**To do**
Write out the lines in the records from the line with "code-token: Message xyxy=(361,53,405,66)" to the line with "code-line[interactable]: return false;", both included, keeping every character the same.

(Element box annotations)
_ _ _ _
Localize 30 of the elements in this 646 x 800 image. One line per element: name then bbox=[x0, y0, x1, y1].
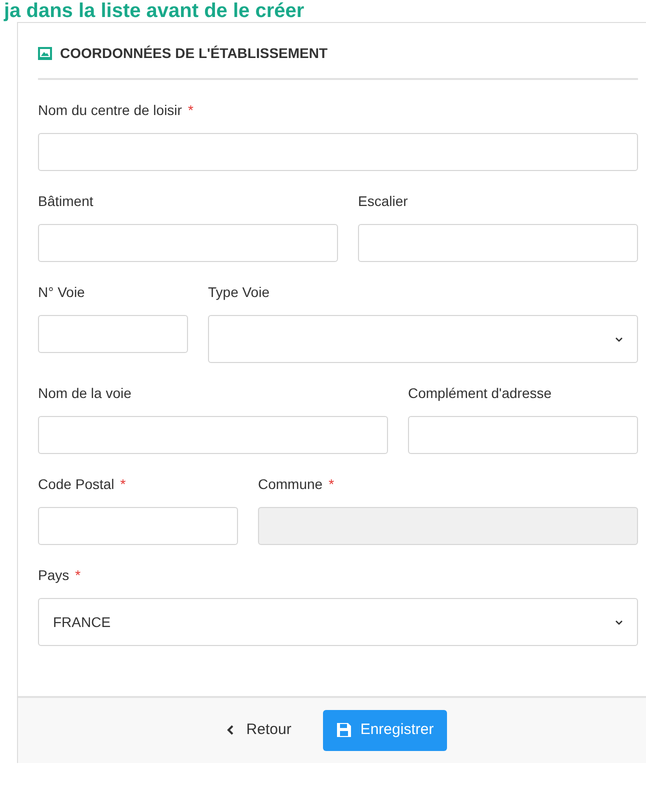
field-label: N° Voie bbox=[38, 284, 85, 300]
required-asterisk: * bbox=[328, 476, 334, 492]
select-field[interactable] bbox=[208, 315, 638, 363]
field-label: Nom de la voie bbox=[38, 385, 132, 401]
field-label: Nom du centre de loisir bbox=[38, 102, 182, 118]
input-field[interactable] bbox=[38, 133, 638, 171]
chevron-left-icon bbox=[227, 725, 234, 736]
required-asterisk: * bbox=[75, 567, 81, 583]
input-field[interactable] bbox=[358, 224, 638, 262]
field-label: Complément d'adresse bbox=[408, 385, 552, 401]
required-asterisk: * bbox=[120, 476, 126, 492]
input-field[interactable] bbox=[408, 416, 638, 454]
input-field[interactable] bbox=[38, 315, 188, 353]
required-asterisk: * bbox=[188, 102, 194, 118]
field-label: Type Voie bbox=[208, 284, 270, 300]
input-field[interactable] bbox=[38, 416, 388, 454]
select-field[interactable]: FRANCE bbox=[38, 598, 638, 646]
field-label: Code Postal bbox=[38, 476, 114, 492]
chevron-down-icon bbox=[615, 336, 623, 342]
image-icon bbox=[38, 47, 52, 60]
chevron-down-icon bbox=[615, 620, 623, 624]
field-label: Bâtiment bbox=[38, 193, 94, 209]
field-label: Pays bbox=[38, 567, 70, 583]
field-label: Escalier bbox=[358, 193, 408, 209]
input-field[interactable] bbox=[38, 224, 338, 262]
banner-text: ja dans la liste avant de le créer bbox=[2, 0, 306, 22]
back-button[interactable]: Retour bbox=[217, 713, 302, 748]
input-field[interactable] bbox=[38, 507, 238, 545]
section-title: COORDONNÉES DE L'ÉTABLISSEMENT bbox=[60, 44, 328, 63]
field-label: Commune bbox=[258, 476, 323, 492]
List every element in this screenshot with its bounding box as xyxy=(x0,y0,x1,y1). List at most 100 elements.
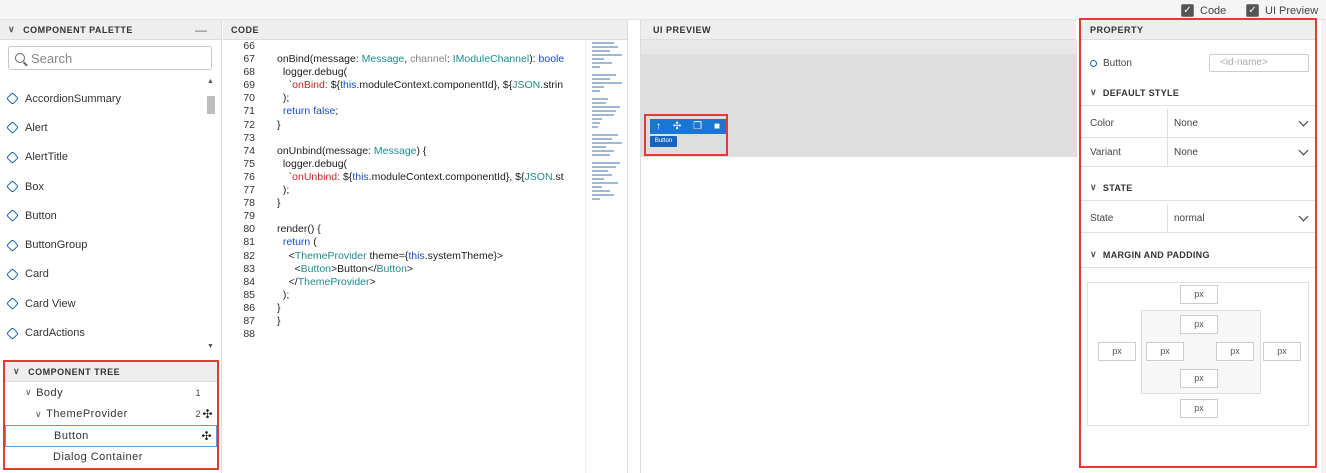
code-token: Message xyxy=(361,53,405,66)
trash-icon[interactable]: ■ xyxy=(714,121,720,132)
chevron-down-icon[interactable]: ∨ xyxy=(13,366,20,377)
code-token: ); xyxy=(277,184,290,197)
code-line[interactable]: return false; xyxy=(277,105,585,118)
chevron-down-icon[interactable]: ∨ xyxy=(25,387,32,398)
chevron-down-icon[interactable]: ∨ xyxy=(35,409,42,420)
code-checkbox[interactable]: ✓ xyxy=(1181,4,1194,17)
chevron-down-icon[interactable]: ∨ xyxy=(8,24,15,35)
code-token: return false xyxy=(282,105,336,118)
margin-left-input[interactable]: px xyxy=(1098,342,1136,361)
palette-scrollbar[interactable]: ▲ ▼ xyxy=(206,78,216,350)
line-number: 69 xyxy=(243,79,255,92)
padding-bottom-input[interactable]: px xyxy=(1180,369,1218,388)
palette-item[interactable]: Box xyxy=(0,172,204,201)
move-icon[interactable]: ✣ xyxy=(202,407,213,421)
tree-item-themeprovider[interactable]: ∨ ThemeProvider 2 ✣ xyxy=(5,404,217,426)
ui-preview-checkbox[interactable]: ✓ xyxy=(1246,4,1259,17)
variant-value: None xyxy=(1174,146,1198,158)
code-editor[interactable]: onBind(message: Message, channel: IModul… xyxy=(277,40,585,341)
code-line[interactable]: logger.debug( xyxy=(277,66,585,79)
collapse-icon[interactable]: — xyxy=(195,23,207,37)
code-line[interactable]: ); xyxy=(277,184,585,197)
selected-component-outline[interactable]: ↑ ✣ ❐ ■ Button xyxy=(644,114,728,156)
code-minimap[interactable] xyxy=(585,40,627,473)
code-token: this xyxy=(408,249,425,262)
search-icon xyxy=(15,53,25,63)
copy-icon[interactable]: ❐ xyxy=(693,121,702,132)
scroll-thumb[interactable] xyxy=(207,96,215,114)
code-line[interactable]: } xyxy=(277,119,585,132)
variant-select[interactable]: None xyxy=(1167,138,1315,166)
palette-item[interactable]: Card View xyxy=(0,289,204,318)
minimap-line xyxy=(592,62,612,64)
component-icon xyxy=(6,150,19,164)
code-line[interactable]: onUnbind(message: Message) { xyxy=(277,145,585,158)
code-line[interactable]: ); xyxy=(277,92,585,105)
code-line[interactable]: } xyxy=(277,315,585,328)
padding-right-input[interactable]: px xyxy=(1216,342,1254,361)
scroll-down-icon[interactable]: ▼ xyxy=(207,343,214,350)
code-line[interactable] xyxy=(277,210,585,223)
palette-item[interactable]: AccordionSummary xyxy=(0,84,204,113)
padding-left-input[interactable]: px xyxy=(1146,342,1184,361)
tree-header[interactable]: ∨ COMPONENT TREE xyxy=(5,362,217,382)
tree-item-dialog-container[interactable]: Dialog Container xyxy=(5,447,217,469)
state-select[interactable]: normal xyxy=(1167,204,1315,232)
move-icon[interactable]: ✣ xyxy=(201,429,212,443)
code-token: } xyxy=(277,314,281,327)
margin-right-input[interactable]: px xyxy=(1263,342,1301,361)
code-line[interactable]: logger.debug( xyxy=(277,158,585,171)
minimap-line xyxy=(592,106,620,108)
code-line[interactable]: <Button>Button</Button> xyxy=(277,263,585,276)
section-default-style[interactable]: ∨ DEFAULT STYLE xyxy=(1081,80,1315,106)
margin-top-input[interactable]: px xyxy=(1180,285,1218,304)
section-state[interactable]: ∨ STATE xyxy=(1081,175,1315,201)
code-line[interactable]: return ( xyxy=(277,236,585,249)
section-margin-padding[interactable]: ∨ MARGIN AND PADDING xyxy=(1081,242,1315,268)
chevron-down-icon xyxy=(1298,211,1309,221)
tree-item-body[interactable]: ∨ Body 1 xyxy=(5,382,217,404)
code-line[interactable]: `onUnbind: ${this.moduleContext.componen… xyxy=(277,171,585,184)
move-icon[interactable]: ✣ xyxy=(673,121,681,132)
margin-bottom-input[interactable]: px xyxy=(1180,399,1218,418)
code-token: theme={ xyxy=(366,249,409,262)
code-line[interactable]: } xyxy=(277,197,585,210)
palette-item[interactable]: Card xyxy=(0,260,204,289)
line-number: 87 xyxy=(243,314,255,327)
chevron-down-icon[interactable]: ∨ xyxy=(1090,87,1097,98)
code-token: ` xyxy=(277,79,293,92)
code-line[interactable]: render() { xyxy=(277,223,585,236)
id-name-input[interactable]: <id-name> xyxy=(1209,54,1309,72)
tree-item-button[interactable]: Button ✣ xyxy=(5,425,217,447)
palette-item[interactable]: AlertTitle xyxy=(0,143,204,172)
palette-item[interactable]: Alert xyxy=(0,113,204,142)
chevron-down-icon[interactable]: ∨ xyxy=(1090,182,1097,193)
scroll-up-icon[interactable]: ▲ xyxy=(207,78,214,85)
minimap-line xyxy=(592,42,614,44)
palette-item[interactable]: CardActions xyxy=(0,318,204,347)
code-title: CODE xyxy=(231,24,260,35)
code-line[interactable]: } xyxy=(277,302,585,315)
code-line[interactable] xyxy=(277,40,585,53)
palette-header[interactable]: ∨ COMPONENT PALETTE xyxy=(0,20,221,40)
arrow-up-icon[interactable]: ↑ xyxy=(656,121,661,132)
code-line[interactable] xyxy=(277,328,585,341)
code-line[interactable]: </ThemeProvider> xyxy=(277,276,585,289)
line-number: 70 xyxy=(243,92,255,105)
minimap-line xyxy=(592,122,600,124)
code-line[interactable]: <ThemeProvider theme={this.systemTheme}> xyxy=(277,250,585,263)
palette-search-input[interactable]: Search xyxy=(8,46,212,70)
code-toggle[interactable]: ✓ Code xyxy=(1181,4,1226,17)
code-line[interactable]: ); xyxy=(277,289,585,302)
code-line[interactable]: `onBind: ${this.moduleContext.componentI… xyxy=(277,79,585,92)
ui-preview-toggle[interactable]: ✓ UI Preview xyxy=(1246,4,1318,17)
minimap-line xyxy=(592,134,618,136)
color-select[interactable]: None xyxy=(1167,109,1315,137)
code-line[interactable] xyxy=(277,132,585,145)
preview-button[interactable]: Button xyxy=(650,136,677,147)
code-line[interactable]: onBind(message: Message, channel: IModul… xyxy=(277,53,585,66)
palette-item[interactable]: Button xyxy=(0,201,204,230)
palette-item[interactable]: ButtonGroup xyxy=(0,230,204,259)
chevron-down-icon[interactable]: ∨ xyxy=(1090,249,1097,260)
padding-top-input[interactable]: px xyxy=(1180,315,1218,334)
_ _ _ _
**Reply to the task**
code-token: Message xyxy=(361,53,405,66)
trash-icon[interactable]: ■ xyxy=(714,121,720,132)
chevron-down-icon[interactable]: ∨ xyxy=(13,366,20,377)
code-token: ); xyxy=(277,184,290,197)
code-line[interactable]: return false; xyxy=(277,105,585,118)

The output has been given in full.